** Begin **

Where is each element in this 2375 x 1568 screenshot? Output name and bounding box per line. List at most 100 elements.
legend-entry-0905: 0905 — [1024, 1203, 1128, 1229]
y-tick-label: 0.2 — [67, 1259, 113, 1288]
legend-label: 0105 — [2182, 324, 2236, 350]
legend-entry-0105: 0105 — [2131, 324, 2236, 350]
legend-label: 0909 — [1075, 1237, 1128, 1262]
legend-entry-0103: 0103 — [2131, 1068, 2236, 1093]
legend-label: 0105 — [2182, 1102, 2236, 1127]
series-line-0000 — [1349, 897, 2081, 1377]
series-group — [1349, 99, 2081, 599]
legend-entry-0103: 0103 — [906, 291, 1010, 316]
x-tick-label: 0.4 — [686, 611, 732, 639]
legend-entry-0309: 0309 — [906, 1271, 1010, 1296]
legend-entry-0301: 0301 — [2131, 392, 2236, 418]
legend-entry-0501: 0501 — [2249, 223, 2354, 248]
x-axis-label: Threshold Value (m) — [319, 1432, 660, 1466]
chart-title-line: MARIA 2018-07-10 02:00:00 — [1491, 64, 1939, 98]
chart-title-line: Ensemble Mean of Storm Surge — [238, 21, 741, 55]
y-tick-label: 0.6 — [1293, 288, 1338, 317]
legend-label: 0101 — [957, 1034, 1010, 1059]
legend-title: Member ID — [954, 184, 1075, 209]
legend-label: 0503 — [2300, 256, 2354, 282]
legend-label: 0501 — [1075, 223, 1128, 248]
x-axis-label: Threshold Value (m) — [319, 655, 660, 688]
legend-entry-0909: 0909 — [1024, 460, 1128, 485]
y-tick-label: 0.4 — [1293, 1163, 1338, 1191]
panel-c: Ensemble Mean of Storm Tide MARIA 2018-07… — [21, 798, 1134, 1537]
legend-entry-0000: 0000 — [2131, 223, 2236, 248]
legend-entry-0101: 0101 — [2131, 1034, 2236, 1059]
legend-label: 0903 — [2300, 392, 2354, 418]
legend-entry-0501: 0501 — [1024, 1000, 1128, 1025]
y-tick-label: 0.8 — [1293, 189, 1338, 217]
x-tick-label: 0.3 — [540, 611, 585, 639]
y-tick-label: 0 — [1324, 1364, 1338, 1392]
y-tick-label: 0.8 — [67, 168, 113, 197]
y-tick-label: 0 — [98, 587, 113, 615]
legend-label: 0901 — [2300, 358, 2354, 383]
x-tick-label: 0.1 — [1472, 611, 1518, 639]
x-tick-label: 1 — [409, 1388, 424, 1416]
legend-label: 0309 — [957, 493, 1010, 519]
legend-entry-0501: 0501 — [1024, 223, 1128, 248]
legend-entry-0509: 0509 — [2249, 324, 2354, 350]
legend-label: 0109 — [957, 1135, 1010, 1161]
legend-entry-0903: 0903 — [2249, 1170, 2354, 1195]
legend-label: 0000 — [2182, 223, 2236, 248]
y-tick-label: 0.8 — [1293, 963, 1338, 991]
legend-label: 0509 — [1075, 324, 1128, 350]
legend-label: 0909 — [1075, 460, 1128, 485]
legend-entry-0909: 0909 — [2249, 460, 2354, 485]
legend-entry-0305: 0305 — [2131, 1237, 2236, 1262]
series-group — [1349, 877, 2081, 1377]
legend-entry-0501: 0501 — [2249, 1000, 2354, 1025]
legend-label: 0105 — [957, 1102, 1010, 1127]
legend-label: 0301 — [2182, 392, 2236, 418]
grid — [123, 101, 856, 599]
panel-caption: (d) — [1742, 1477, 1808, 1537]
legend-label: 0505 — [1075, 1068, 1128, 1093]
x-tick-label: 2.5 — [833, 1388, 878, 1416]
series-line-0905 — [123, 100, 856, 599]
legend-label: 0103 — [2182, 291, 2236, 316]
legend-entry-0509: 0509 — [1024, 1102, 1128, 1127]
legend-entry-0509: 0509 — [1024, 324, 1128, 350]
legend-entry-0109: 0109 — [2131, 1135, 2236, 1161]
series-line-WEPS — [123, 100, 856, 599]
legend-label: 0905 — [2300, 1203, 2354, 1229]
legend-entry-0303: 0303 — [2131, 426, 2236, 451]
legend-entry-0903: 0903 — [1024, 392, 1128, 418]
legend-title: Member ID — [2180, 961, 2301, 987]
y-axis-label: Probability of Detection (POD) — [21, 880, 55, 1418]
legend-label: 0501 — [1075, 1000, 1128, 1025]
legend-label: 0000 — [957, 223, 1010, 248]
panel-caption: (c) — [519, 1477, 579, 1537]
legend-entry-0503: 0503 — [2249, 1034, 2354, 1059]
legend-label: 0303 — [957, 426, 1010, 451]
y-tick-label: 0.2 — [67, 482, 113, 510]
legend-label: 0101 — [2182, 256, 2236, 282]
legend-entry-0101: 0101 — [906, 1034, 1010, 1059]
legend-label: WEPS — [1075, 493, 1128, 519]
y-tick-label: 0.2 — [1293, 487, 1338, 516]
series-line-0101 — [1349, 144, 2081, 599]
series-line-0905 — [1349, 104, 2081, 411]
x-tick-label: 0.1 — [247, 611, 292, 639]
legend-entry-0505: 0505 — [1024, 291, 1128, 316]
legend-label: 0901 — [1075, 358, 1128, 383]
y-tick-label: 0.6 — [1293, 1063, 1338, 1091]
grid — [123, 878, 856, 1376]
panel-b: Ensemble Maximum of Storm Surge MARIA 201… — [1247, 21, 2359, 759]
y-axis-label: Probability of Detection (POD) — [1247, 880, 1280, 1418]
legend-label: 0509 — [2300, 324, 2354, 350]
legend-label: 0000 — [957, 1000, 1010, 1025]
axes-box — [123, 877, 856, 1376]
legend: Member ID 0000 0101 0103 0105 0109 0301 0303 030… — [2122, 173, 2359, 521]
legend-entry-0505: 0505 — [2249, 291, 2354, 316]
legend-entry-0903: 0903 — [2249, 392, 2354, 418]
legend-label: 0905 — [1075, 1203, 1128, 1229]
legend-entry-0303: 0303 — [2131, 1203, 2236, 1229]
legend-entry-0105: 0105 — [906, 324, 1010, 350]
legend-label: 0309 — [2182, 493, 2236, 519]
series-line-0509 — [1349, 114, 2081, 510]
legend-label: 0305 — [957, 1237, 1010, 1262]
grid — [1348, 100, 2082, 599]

** End **

[Task goal]
Print every row above again without changing anything in them.

[Solution for this task]
Where is each element in this 2375 x 1568 screenshot? Output name and bounding box per line. List at most 100 elements.
legend-entry-0905: 0905 — [1024, 1203, 1128, 1229]
y-tick-label: 0.2 — [67, 1259, 113, 1288]
legend-label: 0105 — [2182, 324, 2236, 350]
legend-entry-0105: 0105 — [2131, 324, 2236, 350]
legend-label: 0909 — [1075, 1237, 1128, 1262]
legend-entry-0103: 0103 — [2131, 1068, 2236, 1093]
legend-label: 0105 — [2182, 1102, 2236, 1127]
series-line-0000 — [1349, 897, 2081, 1377]
series-group — [1349, 99, 2081, 599]
legend-entry-0103: 0103 — [906, 291, 1010, 316]
x-tick-label: 0.4 — [686, 611, 732, 639]
legend-entry-0309: 0309 — [906, 1271, 1010, 1296]
legend-entry-0301: 0301 — [2131, 392, 2236, 418]
legend-entry-0501: 0501 — [2249, 223, 2354, 248]
x-axis-label: Threshold Value (m) — [319, 1432, 660, 1466]
chart-title-line: MARIA 2018-07-10 02:00:00 — [1491, 64, 1939, 98]
chart-title-line: Ensemble Mean of Storm Surge — [238, 21, 741, 55]
y-tick-label: 0.6 — [1293, 288, 1338, 317]
legend-label: 0101 — [957, 1034, 1010, 1059]
legend-title: Member ID — [954, 184, 1075, 209]
legend-label: 0503 — [2300, 256, 2354, 282]
legend-label: 0501 — [1075, 223, 1128, 248]
x-axis-label: Threshold Value (m) — [319, 655, 660, 688]
legend-entry-0909: 0909 — [1024, 460, 1128, 485]
y-tick-label: 0.4 — [1293, 1163, 1338, 1191]
panel-c: Ensemble Mean of Storm Tide MARIA 2018-07… — [21, 798, 1134, 1537]
legend-entry-0000: 0000 — [2131, 223, 2236, 248]
legend-entry-0101: 0101 — [2131, 1034, 2236, 1059]
legend-label: 0903 — [2300, 392, 2354, 418]
legend-entry-0501: 0501 — [1024, 1000, 1128, 1025]
y-tick-label: 0.8 — [1293, 189, 1338, 217]
x-tick-label: 0.3 — [540, 611, 585, 639]
y-tick-label: 0 — [1324, 1364, 1338, 1392]
y-tick-label: 0.8 — [67, 168, 113, 197]
y-tick-label: 0 — [98, 587, 113, 615]
legend-label: 0901 — [2300, 358, 2354, 383]
x-tick-label: 0.1 — [1472, 611, 1518, 639]
x-tick-label: 1 — [409, 1388, 424, 1416]
legend-label: 0309 — [957, 493, 1010, 519]
legend-entry-0501: 0501 — [1024, 223, 1128, 248]
legend-entry-0509: 0509 — [2249, 324, 2354, 350]
legend-label: 0109 — [957, 1135, 1010, 1161]
legend-entry-0903: 0903 — [2249, 1170, 2354, 1195]
legend-label: 0000 — [2182, 223, 2236, 248]
y-tick-label: 0.8 — [1293, 963, 1338, 991]
legend-label: 0509 — [1075, 324, 1128, 350]
legend-label: 0909 — [1075, 460, 1128, 485]
legend-entry-0909: 0909 — [2249, 460, 2354, 485]
legend-entry-0305: 0305 — [2131, 1237, 2236, 1262]
series-group — [1349, 877, 2081, 1377]
legend-entry-0501: 0501 — [2249, 1000, 2354, 1025]
legend-label: 0105 — [957, 1102, 1010, 1127]
legend-label: 0301 — [2182, 392, 2236, 418]
grid — [123, 101, 856, 599]
panel-caption: (d) — [1742, 1477, 1808, 1537]
legend-label: 0505 — [1075, 1068, 1128, 1093]
x-tick-label: 2.5 — [833, 1388, 878, 1416]
series-line-0905 — [123, 100, 856, 599]
legend-label: 0103 — [2182, 291, 2236, 316]
legend-entry-0509: 0509 — [1024, 1102, 1128, 1127]
legend-entry-0509: 0509 — [1024, 324, 1128, 350]
legend-entry-0109: 0109 — [2131, 1135, 2236, 1161]
series-line-WEPS — [123, 100, 856, 599]
legend-label: 0905 — [2300, 1203, 2354, 1229]
legend-entry-0303: 0303 — [2131, 426, 2236, 451]
legend-entry-0903: 0903 — [1024, 392, 1128, 418]
legend-title: Member ID — [2180, 961, 2301, 987]
y-axis-label: Probability of Detection (POD) — [21, 880, 55, 1418]
legend-label: 0501 — [1075, 1000, 1128, 1025]
legend-label: 0000 — [957, 223, 1010, 248]
panel-caption: (c) — [519, 1477, 579, 1537]
legend-entry-0503: 0503 — [2249, 1034, 2354, 1059]
legend-label: 0303 — [957, 426, 1010, 451]
y-tick-label: 0.2 — [67, 482, 113, 510]
legend-label: 0101 — [2182, 256, 2236, 282]
legend-entry-0101: 0101 — [906, 1034, 1010, 1059]
legend-label: WEPS — [1075, 493, 1128, 519]
y-tick-label: 0.2 — [1293, 487, 1338, 516]
series-line-0101 — [1349, 144, 2081, 599]
series-line-0905 — [1349, 104, 2081, 411]
x-tick-label: 0.1 — [247, 611, 292, 639]
legend-entry-0505: 0505 — [1024, 291, 1128, 316]
legend-label: 0901 — [1075, 358, 1128, 383]
y-tick-label: 0.6 — [1293, 1063, 1338, 1091]
grid — [123, 878, 856, 1376]
panel-b: Ensemble Maximum of Storm Surge MARIA 201… — [1247, 21, 2359, 759]
y-axis-label: Probability of Detection (POD) — [1247, 880, 1280, 1418]
legend-label: 0509 — [2300, 324, 2354, 350]
legend-label: 0000 — [957, 1000, 1010, 1025]
axes-box — [123, 877, 856, 1376]
legend: Member ID 0000 0101 0103 0105 0109 0301 0303 030… — [2122, 173, 2359, 521]
legend-entry-0505: 0505 — [2249, 291, 2354, 316]
legend-entry-0903: 0903 — [2249, 392, 2354, 418]
legend-label: 0905 — [1075, 1203, 1128, 1229]
legend-entry-0303: 0303 — [2131, 1203, 2236, 1229]
legend-entry-0105: 0105 — [906, 324, 1010, 350]
legend-label: 0309 — [2182, 493, 2236, 519]
series-line-0509 — [1349, 114, 2081, 510]
legend-label: 0305 — [957, 1237, 1010, 1262]
grid — [1348, 100, 2082, 599]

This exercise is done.